» Problem statement
Only the number is wanted: how many lines hold the word "title"?

Extracted data entries:
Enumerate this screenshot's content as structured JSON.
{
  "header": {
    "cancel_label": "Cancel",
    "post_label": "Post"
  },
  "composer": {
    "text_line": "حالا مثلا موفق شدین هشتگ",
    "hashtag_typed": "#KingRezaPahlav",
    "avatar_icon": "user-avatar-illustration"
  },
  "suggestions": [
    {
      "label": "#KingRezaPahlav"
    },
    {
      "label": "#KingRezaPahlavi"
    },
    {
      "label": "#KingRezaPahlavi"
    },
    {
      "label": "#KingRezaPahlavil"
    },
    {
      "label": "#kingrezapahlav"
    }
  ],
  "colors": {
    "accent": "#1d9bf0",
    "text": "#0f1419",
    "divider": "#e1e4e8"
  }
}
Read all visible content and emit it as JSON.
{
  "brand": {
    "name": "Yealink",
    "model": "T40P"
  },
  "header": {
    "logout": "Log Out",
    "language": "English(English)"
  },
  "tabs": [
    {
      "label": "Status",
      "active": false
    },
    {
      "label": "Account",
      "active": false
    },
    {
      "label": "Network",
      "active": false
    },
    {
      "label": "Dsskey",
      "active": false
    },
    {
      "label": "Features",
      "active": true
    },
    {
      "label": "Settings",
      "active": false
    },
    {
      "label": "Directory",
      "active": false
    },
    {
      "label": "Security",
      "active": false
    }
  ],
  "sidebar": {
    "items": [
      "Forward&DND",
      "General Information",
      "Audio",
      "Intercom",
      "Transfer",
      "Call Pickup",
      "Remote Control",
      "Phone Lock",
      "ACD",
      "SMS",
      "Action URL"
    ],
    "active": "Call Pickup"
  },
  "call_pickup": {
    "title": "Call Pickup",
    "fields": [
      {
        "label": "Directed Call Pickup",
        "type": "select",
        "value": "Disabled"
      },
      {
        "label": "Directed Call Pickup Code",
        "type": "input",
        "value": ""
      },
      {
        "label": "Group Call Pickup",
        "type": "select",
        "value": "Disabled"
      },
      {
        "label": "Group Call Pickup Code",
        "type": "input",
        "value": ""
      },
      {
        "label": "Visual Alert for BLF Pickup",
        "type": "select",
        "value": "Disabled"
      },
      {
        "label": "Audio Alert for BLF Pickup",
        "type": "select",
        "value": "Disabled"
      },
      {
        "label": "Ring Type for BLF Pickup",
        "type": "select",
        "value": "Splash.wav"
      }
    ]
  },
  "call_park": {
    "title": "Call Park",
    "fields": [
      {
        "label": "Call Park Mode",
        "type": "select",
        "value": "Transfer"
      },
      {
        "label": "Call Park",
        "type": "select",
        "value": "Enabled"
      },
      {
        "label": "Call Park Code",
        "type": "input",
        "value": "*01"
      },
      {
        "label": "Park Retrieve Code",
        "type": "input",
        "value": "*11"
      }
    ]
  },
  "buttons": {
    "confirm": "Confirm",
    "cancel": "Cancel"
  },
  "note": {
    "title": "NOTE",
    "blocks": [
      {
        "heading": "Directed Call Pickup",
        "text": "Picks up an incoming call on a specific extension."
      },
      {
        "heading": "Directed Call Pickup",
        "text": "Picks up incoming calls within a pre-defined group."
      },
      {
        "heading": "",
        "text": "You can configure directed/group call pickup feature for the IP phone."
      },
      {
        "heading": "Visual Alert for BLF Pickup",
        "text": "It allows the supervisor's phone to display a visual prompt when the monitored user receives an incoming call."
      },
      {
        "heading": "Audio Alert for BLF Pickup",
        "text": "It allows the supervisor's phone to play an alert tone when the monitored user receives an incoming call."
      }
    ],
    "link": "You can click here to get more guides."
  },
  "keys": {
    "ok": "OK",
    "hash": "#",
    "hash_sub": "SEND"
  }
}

» Correct answer
3